→ **Task**: Gather all lines in the data that hold the string "CHARLES".

#####

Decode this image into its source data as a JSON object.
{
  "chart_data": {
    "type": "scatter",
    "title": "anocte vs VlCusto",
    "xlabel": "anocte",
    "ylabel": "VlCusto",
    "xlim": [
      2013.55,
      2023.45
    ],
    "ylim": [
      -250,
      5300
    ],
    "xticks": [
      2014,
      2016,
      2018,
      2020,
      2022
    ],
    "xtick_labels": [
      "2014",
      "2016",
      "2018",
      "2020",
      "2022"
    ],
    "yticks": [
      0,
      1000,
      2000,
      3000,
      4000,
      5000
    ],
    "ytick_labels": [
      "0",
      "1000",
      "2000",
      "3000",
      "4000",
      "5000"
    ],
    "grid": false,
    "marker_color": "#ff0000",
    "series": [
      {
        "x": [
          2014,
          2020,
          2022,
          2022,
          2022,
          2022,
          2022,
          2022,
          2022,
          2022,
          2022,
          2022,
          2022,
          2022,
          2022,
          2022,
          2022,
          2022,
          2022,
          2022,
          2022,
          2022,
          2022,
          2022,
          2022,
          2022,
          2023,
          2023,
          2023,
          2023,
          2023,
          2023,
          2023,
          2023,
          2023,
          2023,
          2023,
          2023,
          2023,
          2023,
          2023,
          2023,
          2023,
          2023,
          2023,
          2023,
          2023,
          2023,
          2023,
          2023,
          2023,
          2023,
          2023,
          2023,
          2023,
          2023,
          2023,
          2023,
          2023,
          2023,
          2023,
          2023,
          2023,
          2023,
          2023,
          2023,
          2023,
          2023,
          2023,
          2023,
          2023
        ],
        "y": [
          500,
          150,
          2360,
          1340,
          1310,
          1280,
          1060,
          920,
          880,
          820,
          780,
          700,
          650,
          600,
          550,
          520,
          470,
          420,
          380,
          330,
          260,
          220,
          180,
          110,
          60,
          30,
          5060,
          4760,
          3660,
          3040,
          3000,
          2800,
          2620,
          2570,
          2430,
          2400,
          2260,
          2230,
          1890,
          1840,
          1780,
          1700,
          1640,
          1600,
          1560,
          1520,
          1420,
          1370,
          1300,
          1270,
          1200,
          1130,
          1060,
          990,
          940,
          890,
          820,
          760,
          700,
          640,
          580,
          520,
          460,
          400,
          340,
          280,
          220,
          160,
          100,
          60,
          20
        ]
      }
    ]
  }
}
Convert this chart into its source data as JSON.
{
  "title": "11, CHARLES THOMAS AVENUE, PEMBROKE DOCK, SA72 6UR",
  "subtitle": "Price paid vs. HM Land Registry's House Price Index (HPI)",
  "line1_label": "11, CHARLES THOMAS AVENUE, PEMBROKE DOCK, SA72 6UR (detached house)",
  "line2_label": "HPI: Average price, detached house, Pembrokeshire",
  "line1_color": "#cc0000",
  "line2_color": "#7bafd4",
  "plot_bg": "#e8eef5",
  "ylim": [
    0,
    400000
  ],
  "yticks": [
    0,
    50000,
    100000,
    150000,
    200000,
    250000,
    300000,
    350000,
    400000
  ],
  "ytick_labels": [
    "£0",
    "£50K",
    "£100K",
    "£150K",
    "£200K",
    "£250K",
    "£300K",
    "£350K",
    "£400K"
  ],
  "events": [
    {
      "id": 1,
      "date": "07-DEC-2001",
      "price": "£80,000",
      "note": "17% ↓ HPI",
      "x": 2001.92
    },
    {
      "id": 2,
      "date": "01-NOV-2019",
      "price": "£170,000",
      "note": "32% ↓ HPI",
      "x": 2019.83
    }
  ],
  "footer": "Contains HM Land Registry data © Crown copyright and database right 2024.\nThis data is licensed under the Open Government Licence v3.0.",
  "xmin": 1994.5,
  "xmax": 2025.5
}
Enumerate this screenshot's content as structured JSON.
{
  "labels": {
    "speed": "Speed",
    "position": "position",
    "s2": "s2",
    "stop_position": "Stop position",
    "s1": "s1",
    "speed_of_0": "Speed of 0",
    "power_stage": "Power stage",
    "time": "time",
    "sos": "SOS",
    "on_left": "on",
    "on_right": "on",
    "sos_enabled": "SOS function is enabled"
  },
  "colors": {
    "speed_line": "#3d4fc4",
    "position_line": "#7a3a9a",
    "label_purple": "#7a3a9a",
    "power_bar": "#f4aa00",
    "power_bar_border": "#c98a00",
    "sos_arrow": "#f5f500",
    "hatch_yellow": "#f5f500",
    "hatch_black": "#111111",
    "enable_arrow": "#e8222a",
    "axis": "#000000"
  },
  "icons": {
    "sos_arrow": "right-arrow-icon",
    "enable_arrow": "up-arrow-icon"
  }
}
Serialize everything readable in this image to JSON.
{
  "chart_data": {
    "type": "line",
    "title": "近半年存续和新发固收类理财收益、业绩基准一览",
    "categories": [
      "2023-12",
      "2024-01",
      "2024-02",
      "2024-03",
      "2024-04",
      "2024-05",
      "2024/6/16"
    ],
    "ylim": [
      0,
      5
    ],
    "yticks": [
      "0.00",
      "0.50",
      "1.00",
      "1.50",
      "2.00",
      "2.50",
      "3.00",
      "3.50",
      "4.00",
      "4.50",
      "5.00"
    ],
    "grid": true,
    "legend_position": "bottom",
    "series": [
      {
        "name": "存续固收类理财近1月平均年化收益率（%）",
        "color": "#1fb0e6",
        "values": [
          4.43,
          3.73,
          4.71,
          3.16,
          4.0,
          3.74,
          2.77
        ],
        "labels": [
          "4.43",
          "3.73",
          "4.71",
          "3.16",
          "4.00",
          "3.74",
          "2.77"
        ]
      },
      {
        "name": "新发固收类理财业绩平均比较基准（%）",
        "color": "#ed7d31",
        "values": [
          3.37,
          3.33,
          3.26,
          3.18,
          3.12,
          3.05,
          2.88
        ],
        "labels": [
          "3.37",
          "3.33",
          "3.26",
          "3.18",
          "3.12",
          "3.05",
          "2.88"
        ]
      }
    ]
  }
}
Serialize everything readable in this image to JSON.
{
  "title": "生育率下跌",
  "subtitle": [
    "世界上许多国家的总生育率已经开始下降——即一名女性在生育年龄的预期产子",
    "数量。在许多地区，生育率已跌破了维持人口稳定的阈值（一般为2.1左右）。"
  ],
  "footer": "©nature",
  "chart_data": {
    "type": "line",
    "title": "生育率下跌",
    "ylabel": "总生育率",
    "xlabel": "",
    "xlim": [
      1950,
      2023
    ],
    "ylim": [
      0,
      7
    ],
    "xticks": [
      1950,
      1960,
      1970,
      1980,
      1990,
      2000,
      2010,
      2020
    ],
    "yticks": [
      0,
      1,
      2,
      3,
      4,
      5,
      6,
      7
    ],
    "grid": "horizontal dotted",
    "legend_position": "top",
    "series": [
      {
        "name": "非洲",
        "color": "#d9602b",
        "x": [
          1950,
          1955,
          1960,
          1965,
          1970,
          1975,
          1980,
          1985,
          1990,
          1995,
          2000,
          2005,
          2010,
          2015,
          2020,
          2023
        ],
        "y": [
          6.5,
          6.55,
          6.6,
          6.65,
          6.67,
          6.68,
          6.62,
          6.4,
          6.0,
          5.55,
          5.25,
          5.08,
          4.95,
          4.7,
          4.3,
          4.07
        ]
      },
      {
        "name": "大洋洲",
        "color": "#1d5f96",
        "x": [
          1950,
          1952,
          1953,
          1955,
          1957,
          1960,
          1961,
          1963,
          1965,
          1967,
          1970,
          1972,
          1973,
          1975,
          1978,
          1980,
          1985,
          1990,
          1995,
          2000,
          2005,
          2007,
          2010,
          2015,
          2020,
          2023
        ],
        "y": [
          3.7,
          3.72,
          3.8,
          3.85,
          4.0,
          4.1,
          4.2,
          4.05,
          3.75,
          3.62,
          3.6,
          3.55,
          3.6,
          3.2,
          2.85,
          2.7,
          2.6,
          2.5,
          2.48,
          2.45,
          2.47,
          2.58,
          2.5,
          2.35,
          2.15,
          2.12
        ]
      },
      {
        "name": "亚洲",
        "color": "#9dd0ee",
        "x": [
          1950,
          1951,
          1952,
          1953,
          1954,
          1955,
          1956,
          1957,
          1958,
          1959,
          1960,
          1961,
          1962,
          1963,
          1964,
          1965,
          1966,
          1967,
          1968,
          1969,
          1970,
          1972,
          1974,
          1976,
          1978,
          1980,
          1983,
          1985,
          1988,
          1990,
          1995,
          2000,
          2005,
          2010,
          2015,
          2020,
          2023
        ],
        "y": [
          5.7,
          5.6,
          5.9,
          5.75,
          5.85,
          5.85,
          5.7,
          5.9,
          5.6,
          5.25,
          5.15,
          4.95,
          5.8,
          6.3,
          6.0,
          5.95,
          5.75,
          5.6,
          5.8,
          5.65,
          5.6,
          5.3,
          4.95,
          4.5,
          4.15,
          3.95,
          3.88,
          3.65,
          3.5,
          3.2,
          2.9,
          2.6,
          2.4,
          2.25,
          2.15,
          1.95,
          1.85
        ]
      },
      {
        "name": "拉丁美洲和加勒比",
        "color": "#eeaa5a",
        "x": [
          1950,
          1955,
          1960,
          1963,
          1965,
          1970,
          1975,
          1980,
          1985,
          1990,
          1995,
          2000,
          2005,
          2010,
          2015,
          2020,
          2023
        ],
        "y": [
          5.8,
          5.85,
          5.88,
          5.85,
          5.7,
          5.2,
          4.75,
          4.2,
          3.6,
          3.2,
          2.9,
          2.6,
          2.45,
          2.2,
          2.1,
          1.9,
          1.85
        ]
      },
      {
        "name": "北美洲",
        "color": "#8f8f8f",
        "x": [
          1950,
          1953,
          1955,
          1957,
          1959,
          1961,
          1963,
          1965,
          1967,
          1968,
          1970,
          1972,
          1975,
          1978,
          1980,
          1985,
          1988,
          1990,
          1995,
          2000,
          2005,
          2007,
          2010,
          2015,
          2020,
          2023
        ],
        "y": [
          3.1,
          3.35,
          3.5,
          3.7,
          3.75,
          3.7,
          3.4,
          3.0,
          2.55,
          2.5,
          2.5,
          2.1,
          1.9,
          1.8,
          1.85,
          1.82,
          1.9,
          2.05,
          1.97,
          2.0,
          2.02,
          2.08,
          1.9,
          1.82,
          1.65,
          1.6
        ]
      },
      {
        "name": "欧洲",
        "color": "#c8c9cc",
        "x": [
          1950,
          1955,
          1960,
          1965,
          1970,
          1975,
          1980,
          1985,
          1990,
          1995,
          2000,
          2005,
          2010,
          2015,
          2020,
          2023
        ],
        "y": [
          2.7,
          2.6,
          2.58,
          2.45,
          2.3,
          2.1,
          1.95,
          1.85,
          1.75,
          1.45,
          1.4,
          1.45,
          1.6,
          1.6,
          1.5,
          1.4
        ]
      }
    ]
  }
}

#####

→ **Result of the task**:
  "title": "11, CHARLES THOMAS AVENUE, PEMBROKE DOCK, SA72 6UR",
  "line1_label": "11, CHARLES THOMAS AVENUE, PEMBROKE DOCK, SA72 6UR (detached house)",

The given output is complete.